Give an exact copy of every line, leaving images out.

INPUT FOR THIS TASK ::
━━━━━━━━━━━━━━━━
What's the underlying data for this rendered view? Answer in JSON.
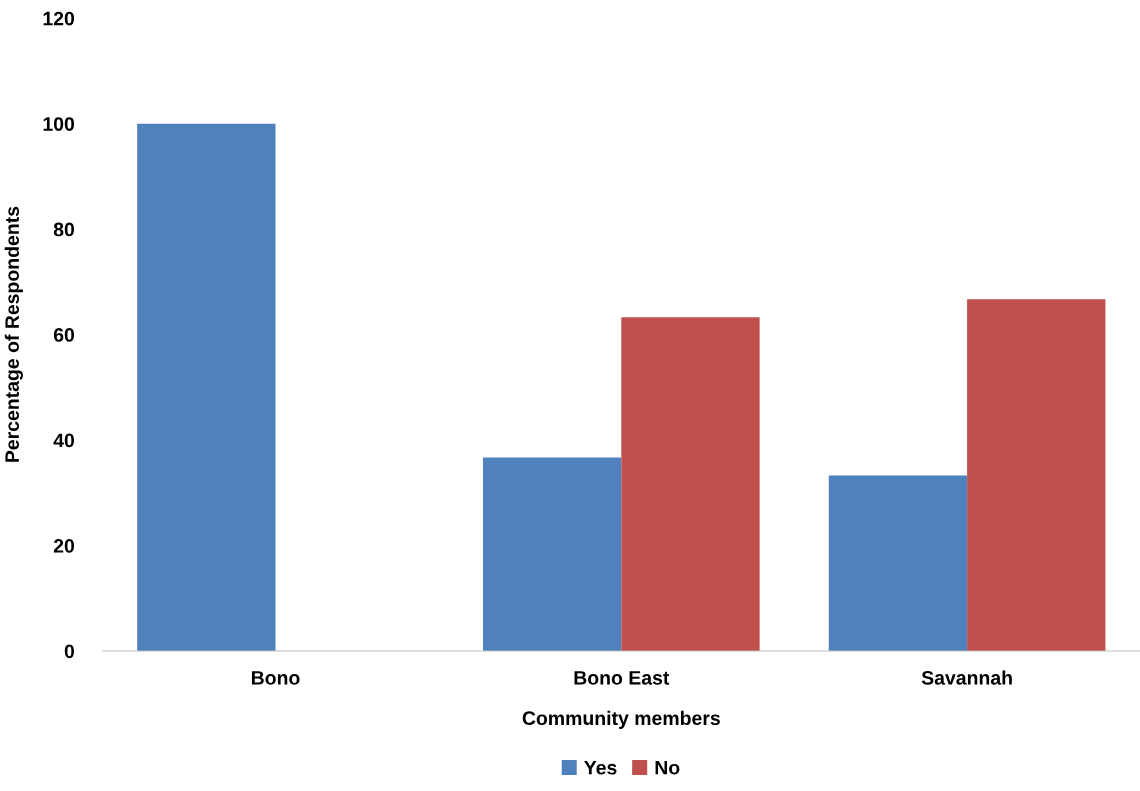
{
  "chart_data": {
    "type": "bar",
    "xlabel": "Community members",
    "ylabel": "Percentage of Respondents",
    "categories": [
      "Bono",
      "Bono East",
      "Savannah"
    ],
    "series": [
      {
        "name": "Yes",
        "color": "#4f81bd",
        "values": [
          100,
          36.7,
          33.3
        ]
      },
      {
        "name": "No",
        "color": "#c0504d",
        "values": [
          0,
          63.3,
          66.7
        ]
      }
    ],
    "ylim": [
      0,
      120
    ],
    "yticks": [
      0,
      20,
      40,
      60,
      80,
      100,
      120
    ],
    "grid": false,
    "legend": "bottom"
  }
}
━━━━━━━━━━━━━━━━
SOLVED PROBLEM ::
What's the underlying data for this rendered view? Answer in JSON.
{
  "chart_data": {
    "type": "bar",
    "xlabel": "Community members",
    "ylabel": "Percentage of Respondents",
    "categories": [
      "Bono",
      "Bono East",
      "Savannah"
    ],
    "series": [
      {
        "name": "Yes",
        "color": "#4f81bd",
        "values": [
          100,
          36.7,
          33.3
        ]
      },
      {
        "name": "No",
        "color": "#c0504d",
        "values": [
          0,
          63.3,
          66.7
        ]
      }
    ],
    "ylim": [
      0,
      120
    ],
    "yticks": [
      0,
      20,
      40,
      60,
      80,
      100,
      120
    ],
    "grid": false,
    "legend": "bottom"
  }
}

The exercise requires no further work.